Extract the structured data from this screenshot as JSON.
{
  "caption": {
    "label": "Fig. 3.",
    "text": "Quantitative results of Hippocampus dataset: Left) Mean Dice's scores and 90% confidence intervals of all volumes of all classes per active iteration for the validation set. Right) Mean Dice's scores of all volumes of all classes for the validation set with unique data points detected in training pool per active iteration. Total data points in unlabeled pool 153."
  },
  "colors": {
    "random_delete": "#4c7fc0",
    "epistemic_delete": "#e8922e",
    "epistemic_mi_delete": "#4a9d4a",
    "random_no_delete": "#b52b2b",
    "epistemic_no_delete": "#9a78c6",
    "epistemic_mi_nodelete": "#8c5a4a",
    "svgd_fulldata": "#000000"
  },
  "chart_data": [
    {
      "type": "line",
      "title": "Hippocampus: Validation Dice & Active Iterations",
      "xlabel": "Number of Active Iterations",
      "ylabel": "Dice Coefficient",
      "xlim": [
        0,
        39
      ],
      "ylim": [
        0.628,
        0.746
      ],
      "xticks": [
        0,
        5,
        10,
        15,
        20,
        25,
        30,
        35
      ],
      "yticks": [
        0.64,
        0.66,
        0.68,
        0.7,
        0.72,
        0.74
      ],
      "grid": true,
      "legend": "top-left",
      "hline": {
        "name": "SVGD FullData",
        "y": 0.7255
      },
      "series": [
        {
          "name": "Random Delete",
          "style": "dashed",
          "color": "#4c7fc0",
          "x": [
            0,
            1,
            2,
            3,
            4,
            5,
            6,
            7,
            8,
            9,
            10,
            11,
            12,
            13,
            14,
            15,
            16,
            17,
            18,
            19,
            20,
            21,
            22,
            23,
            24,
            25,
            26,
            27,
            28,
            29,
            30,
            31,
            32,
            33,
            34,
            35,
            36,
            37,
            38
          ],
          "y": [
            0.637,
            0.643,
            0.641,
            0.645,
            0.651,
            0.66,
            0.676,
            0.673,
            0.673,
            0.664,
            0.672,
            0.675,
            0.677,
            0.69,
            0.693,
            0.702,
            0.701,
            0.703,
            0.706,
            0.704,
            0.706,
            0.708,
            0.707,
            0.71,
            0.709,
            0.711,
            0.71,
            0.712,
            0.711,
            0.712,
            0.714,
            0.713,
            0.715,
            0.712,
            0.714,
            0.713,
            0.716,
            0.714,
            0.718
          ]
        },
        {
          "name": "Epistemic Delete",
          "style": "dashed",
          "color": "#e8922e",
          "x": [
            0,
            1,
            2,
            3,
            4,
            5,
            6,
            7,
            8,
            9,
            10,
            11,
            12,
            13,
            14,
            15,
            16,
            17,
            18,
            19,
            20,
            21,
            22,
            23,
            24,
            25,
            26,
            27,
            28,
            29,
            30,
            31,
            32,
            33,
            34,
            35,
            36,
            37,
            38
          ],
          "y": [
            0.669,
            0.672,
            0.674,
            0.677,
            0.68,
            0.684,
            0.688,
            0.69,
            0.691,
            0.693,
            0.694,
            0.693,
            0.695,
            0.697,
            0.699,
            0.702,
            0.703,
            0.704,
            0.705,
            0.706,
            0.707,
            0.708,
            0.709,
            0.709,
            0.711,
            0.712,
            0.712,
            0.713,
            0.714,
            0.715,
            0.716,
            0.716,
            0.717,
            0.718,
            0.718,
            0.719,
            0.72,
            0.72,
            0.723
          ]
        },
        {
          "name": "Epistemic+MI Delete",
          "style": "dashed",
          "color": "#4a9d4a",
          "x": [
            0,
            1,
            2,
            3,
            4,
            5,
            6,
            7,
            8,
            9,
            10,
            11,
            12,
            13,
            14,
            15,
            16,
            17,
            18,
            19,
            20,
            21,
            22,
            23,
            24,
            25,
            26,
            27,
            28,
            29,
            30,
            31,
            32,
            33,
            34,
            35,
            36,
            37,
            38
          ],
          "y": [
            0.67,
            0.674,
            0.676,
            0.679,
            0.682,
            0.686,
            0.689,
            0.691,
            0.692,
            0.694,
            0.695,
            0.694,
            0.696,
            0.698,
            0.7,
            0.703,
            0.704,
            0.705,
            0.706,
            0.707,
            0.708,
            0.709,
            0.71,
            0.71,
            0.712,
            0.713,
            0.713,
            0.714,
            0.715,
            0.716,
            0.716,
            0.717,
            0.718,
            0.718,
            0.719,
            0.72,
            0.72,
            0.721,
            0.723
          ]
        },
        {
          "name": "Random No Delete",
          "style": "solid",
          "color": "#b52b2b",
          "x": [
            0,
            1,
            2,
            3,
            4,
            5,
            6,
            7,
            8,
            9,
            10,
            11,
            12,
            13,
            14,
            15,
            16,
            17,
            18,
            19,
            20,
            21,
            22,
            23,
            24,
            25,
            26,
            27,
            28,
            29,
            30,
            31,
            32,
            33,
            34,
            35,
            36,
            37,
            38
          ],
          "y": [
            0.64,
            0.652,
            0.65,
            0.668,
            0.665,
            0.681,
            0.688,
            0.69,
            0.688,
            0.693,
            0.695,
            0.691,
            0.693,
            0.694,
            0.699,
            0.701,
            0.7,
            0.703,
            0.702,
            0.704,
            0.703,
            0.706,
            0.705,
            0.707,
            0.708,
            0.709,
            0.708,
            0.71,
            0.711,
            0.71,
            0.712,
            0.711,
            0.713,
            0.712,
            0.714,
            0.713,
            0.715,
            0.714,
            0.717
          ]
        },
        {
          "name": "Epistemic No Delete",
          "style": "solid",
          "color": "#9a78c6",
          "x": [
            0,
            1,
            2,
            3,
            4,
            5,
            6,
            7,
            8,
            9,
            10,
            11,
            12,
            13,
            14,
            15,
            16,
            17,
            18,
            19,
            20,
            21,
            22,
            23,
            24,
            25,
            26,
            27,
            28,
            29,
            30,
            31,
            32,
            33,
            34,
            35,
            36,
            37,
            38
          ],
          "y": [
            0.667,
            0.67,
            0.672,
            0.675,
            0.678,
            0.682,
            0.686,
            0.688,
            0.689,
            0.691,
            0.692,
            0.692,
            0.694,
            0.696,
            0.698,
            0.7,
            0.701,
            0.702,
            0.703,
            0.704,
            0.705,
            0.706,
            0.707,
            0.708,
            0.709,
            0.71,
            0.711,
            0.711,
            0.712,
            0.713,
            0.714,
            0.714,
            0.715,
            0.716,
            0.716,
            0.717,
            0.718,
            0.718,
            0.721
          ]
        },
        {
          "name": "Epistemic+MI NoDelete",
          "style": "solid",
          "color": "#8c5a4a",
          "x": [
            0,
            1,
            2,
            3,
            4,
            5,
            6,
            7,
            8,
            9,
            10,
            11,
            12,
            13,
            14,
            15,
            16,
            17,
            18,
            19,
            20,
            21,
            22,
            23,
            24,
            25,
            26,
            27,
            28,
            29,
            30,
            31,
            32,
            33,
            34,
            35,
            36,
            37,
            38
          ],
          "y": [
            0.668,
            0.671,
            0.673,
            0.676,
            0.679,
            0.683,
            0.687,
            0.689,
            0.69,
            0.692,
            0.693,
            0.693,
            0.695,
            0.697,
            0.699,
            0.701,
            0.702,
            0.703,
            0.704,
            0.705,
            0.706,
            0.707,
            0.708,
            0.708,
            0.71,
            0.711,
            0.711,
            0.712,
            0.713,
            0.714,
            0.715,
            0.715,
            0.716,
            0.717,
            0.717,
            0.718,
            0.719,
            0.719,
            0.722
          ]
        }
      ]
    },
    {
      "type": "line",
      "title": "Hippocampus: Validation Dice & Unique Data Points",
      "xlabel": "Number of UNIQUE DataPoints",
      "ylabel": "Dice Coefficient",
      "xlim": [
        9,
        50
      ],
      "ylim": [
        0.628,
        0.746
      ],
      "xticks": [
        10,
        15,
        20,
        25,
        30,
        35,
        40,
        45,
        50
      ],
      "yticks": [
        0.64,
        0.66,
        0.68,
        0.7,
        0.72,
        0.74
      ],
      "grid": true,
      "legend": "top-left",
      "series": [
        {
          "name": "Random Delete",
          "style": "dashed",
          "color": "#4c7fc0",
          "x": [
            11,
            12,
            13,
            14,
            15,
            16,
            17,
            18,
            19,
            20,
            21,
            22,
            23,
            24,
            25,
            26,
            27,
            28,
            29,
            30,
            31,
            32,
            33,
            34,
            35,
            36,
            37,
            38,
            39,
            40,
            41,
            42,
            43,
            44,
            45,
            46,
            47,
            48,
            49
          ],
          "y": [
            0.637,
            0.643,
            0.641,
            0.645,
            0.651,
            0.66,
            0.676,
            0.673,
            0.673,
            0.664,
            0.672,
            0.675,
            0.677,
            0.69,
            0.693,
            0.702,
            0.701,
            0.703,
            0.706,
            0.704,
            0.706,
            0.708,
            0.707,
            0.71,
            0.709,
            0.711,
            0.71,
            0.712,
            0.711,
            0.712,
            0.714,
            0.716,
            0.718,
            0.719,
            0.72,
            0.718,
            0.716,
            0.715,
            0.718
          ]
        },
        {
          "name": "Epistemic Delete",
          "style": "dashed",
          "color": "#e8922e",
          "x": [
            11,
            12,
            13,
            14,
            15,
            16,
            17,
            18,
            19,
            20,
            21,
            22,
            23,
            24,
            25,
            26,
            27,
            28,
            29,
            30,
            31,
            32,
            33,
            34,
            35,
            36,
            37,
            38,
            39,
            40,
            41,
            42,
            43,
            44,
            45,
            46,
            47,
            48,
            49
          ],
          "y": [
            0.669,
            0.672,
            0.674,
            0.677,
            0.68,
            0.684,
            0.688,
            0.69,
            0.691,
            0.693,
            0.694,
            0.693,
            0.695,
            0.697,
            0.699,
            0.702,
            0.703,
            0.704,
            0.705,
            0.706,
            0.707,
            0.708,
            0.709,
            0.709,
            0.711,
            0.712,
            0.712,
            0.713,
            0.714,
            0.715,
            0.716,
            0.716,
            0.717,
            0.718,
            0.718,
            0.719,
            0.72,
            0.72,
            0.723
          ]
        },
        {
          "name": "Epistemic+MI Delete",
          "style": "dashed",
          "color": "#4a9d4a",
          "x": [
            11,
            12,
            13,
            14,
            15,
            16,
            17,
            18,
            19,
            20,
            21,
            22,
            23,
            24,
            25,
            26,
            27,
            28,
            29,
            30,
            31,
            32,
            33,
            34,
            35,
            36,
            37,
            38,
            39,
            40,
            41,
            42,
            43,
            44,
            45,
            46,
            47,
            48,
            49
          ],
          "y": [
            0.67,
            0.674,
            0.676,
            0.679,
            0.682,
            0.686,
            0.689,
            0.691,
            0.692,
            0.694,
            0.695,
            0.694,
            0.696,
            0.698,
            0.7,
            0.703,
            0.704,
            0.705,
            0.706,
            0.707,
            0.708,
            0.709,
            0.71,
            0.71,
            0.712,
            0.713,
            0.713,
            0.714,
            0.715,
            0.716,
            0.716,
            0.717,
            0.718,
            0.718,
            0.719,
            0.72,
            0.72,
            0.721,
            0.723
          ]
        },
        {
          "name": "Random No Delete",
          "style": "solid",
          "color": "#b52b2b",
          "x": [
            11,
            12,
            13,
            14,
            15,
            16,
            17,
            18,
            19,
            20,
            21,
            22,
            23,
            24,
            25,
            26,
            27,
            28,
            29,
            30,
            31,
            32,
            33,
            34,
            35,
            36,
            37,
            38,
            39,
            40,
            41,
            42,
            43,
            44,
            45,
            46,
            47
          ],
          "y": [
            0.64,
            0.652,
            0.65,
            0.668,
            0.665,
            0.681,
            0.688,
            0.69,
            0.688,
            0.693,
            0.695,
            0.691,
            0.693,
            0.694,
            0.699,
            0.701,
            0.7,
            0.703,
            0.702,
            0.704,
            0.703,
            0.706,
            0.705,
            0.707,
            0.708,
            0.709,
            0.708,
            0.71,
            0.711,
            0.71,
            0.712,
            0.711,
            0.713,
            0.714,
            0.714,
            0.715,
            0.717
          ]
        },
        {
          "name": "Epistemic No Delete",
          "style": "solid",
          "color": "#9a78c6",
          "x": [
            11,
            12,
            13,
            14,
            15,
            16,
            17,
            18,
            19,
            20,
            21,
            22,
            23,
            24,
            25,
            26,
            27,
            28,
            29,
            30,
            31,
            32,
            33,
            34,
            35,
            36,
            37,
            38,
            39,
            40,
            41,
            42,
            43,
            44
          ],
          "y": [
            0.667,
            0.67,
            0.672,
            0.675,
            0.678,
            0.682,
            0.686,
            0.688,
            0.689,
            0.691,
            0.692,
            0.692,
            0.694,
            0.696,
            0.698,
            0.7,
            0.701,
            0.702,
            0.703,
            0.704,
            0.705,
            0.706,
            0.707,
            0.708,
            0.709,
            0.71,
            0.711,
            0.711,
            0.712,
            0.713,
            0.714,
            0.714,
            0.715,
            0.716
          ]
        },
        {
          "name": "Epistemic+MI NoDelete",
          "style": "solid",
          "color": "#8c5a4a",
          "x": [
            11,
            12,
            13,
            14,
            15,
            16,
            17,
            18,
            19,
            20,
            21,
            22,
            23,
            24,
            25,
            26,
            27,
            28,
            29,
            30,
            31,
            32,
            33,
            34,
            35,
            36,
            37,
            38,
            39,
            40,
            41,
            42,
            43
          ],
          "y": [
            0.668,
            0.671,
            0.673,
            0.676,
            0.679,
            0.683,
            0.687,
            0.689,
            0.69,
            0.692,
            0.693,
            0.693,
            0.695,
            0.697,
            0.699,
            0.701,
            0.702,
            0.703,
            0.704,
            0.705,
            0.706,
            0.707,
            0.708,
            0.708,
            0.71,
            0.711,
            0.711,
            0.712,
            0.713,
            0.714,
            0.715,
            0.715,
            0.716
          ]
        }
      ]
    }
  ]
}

Requirements:
From the data, list each line in which the string "xlabel" appears.

Full response:
      "xlabel": "Number of Active Iterations",
      "xlabel": "Number of UNIQUE DataPoints",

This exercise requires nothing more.